** Exercise goal **
Copy the data precisely, character for character, and leave out every picture.

** Data supplied **

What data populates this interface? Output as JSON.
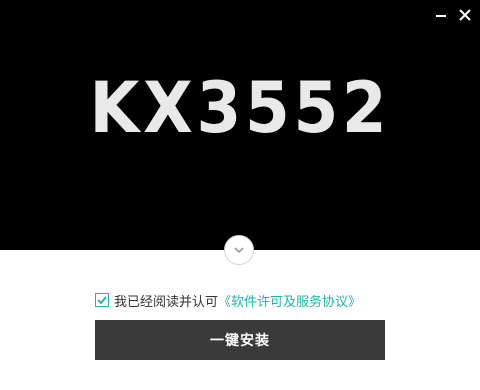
{
  "banner": {
    "logo_text": "KX3552",
    "background": "#000000",
    "logo_color": "#e9e9e9"
  },
  "window_controls": {
    "minimize_icon": "minimize-icon",
    "close_icon": "close-icon"
  },
  "expand": {
    "icon": "chevron-down-icon"
  },
  "agreement": {
    "checked": true,
    "text": "我已经阅读并认可",
    "link_text": "《软件许可及服务协议》",
    "accent_color": "#20b3a7"
  },
  "install_button": {
    "label": "一键安装",
    "background": "#3a3a3a"
  }
}
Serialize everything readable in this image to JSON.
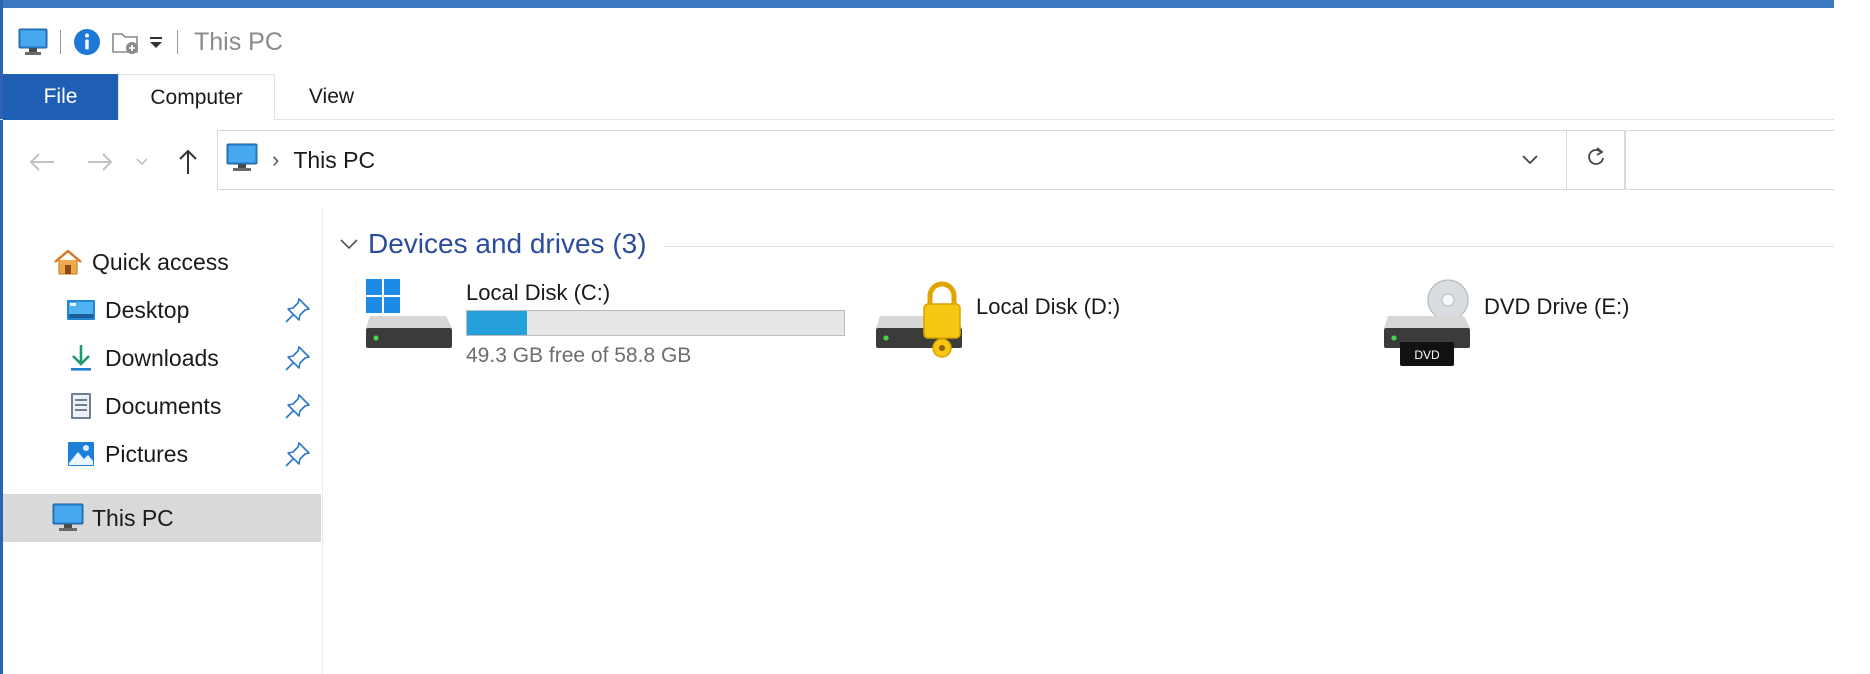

** Final result **
What data populates this interface? Output as JSON.
{
  "banner": {
    "logo_text": "KX3552",
    "background": "#000000",
    "logo_color": "#e9e9e9"
  },
  "window_controls": {
    "minimize_icon": "minimize-icon",
    "close_icon": "close-icon"
  },
  "expand": {
    "icon": "chevron-down-icon"
  },
  "agreement": {
    "checked": true,
    "text": "我已经阅读并认可",
    "link_text": "《软件许可及服务协议》",
    "accent_color": "#20b3a7"
  },
  "install_button": {
    "label": "一键安装",
    "background": "#3a3a3a"
  }
}
Serialize everything readable in this image to JSON.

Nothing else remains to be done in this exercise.